▸ **Written instruction**: The records that follow should be retyped word for word.

▸ **Records for this exercise**:
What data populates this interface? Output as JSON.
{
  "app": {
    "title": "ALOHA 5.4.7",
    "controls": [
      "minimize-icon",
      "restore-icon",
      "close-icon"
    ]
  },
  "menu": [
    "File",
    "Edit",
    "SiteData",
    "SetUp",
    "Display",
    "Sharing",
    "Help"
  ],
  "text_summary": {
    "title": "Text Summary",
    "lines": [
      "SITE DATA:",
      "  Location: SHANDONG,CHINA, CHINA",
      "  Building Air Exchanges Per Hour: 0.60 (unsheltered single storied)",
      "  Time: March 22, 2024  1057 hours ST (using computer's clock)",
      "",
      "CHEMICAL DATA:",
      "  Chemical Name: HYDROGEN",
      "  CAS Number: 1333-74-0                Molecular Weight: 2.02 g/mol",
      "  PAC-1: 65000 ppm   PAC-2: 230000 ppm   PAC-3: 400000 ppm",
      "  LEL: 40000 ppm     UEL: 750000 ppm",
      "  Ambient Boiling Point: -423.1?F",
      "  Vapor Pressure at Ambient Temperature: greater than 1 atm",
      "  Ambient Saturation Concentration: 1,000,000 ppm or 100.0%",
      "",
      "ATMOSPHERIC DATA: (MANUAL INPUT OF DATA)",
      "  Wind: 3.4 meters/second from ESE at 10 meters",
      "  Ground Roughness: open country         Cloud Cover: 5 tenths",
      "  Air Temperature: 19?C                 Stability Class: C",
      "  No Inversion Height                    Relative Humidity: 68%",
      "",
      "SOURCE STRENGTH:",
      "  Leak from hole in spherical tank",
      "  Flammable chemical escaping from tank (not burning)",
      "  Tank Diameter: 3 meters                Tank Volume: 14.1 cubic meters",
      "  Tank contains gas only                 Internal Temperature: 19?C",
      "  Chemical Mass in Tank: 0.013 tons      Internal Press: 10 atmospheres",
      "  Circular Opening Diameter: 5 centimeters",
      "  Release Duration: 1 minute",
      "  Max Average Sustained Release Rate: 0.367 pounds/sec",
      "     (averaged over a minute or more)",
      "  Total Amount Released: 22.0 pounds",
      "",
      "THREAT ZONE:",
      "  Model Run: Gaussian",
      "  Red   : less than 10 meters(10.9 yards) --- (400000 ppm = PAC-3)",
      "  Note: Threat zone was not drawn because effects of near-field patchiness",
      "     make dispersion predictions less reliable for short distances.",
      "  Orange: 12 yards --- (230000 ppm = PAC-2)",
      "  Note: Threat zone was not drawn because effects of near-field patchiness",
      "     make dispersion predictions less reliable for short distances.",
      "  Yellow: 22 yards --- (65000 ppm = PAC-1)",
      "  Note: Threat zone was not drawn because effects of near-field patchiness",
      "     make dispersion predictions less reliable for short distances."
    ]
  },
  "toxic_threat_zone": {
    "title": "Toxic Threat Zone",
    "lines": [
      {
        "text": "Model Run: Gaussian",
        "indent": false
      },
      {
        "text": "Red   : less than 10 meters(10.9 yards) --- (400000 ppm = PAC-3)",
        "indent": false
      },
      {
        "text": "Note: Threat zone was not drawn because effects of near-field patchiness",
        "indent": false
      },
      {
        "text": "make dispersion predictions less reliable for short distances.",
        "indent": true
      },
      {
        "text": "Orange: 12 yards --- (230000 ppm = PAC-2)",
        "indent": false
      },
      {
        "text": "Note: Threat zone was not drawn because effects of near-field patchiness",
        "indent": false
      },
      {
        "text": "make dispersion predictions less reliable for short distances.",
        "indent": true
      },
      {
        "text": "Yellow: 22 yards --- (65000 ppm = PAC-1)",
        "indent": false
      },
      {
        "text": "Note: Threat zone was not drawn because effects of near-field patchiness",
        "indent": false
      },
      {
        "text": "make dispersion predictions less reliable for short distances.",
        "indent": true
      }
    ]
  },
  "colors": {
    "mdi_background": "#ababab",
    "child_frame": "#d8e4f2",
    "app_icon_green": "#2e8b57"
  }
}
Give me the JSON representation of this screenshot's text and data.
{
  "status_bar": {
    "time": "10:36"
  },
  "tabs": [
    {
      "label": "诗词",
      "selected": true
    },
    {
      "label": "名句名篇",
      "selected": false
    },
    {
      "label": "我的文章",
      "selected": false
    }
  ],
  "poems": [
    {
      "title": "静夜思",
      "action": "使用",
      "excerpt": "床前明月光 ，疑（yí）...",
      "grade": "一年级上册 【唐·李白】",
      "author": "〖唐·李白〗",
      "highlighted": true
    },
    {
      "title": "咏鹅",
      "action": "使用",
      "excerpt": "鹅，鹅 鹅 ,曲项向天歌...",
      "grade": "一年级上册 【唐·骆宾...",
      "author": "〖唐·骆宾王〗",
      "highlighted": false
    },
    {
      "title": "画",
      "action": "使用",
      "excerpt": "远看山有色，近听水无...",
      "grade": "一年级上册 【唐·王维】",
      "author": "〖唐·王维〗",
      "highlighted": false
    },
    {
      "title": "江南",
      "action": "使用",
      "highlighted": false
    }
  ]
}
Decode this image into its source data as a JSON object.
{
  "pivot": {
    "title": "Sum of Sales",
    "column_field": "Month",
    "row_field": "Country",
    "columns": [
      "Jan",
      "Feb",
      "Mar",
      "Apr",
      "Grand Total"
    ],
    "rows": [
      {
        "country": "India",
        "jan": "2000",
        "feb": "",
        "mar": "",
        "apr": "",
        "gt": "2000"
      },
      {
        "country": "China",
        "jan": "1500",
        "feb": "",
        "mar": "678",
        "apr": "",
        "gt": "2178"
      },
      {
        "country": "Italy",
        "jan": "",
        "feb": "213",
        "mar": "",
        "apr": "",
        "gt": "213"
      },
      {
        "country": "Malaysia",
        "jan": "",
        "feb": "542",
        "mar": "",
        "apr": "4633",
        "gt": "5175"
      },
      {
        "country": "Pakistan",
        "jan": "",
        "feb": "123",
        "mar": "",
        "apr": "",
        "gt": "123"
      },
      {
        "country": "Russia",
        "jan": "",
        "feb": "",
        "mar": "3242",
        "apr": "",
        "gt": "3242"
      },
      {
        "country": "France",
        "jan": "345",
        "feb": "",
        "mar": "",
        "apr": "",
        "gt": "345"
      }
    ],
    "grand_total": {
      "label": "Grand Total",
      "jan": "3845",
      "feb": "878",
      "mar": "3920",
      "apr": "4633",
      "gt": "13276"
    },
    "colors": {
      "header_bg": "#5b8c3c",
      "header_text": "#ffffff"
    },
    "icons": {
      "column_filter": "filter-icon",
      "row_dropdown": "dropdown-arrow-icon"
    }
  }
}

▸ **Result of this exercise**:
What data populates this interface? Output as JSON.
{
  "app": {
    "title": "ALOHA 5.4.7",
    "controls": [
      "minimize-icon",
      "restore-icon",
      "close-icon"
    ]
  },
  "menu": [
    "File",
    "Edit",
    "SiteData",
    "SetUp",
    "Display",
    "Sharing",
    "Help"
  ],
  "text_summary": {
    "title": "Text Summary",
    "lines": [
      "SITE DATA:",
      "  Location: SHANDONG,CHINA, CHINA",
      "  Building Air Exchanges Per Hour: 0.60 (unsheltered single storied)",
      "  Time: March 22, 2024  1057 hours ST (using computer's clock)",
      "",
      "CHEMICAL DATA:",
      "  Chemical Name: HYDROGEN",
      "  CAS Number: 1333-74-0                Molecular Weight: 2.02 g/mol",
      "  PAC-1: 65000 ppm   PAC-2: 230000 ppm   PAC-3: 400000 ppm",
      "  LEL: 40000 ppm     UEL: 750000 ppm",
      "  Ambient Boiling Point: -423.1?F",
      "  Vapor Pressure at Ambient Temperature: greater than 1 atm",
      "  Ambient Saturation Concentration: 1,000,000 ppm or 100.0%",
      "",
      "ATMOSPHERIC DATA: (MANUAL INPUT OF DATA)",
      "  Wind: 3.4 meters/second from ESE at 10 meters",
      "  Ground Roughness: open country         Cloud Cover: 5 tenths",
      "  Air Temperature: 19?C                 Stability Class: C",
      "  No Inversion Height                    Relative Humidity: 68%",
      "",
      "SOURCE STRENGTH:",
      "  Leak from hole in spherical tank",
      "  Flammable chemical escaping from tank (not burning)",
      "  Tank Diameter: 3 meters                Tank Volume: 14.1 cubic meters",
      "  Tank contains gas only                 Internal Temperature: 19?C",
      "  Chemical Mass in Tank: 0.013 tons      Internal Press: 10 atmospheres",
      "  Circular Opening Diameter: 5 centimeters",
      "  Release Duration: 1 minute",
      "  Max Average Sustained Release Rate: 0.367 pounds/sec",
      "     (averaged over a minute or more)",
      "  Total Amount Released: 22.0 pounds",
      "",
      "THREAT ZONE:",
      "  Model Run: Gaussian",
      "  Red   : less than 10 meters(10.9 yards) --- (400000 ppm = PAC-3)",
      "  Note: Threat zone was not drawn because effects of near-field patchiness",
      "     make dispersion predictions less reliable for short distances.",
      "  Orange: 12 yards --- (230000 ppm = PAC-2)",
      "  Note: Threat zone was not drawn because effects of near-field patchiness",
      "     make dispersion predictions less reliable for short distances.",
      "  Yellow: 22 yards --- (65000 ppm = PAC-1)",
      "  Note: Threat zone was not drawn because effects of near-field patchiness",
      "     make dispersion predictions less reliable for short distances."
    ]
  },
  "toxic_threat_zone": {
    "title": "Toxic Threat Zone",
    "lines": [
      {
        "text": "Model Run: Gaussian",
        "indent": false
      },
      {
        "text": "Red   : less than 10 meters(10.9 yards) --- (400000 ppm = PAC-3)",
        "indent": false
      },
      {
        "text": "Note: Threat zone was not drawn because effects of near-field patchiness",
        "indent": false
      },
      {
        "text": "make dispersion predictions less reliable for short distances.",
        "indent": true
      },
      {
        "text": "Orange: 12 yards --- (230000 ppm = PAC-2)",
        "indent": false
      },
      {
        "text": "Note: Threat zone was not drawn because effects of near-field patchiness",
        "indent": false
      },
      {
        "text": "make dispersion predictions less reliable for short distances.",
        "indent": true
      },
      {
        "text": "Yellow: 22 yards --- (65000 ppm = PAC-1)",
        "indent": false
      },
      {
        "text": "Note: Threat zone was not drawn because effects of near-field patchiness",
        "indent": false
      },
      {
        "text": "make dispersion predictions less reliable for short distances.",
        "indent": true
      }
    ]
  },
  "colors": {
    "mdi_background": "#ababab",
    "child_frame": "#d8e4f2",
    "app_icon_green": "#2e8b57"
  }
}
Give me the JSON representation of this screenshot's text and data.
{
  "status_bar": {
    "time": "10:36"
  },
  "tabs": [
    {
      "label": "诗词",
      "selected": true
    },
    {
      "label": "名句名篇",
      "selected": false
    },
    {
      "label": "我的文章",
      "selected": false
    }
  ],
  "poems": [
    {
      "title": "静夜思",
      "action": "使用",
      "excerpt": "床前明月光 ，疑（yí）...",
      "grade": "一年级上册 【唐·李白】",
      "author": "〖唐·李白〗",
      "highlighted": true
    },
    {
      "title": "咏鹅",
      "action": "使用",
      "excerpt": "鹅，鹅 鹅 ,曲项向天歌...",
      "grade": "一年级上册 【唐·骆宾...",
      "author": "〖唐·骆宾王〗",
      "highlighted": false
    },
    {
      "title": "画",
      "action": "使用",
      "excerpt": "远看山有色，近听水无...",
      "grade": "一年级上册 【唐·王维】",
      "author": "〖唐·王维〗",
      "highlighted": false
    },
    {
      "title": "江南",
      "action": "使用",
      "highlighted": false
    }
  ]
}
Decode this image into its source data as a JSON object.
{
  "pivot": {
    "title": "Sum of Sales",
    "column_field": "Month",
    "row_field": "Country",
    "columns": [
      "Jan",
      "Feb",
      "Mar",
      "Apr",
      "Grand Total"
    ],
    "rows": [
      {
        "country": "India",
        "jan": "2000",
        "feb": "",
        "mar": "",
        "apr": "",
        "gt": "2000"
      },
      {
        "country": "China",
        "jan": "1500",
        "feb": "",
        "mar": "678",
        "apr": "",
        "gt": "2178"
      },
      {
        "country": "Italy",
        "jan": "",
        "feb": "213",
        "mar": "",
        "apr": "",
        "gt": "213"
      },
      {
        "country": "Malaysia",
        "jan": "",
        "feb": "542",
        "mar": "",
        "apr": "4633",
        "gt": "5175"
      },
      {
        "country": "Pakistan",
        "jan": "",
        "feb": "123",
        "mar": "",
        "apr": "",
        "gt": "123"
      },
      {
        "country": "Russia",
        "jan": "",
        "feb": "",
        "mar": "3242",
        "apr": "",
        "gt": "3242"
      },
      {
        "country": "France",
        "jan": "345",
        "feb": "",
        "mar": "",
        "apr": "",
        "gt": "345"
      }
    ],
    "grand_total": {
      "label": "Grand Total",
      "jan": "3845",
      "feb": "878",
      "mar": "3920",
      "apr": "4633",
      "gt": "13276"
    },
    "colors": {
      "header_bg": "#5b8c3c",
      "header_text": "#ffffff"
    },
    "icons": {
      "column_filter": "filter-icon",
      "row_dropdown": "dropdown-arrow-icon"
    }
  }
}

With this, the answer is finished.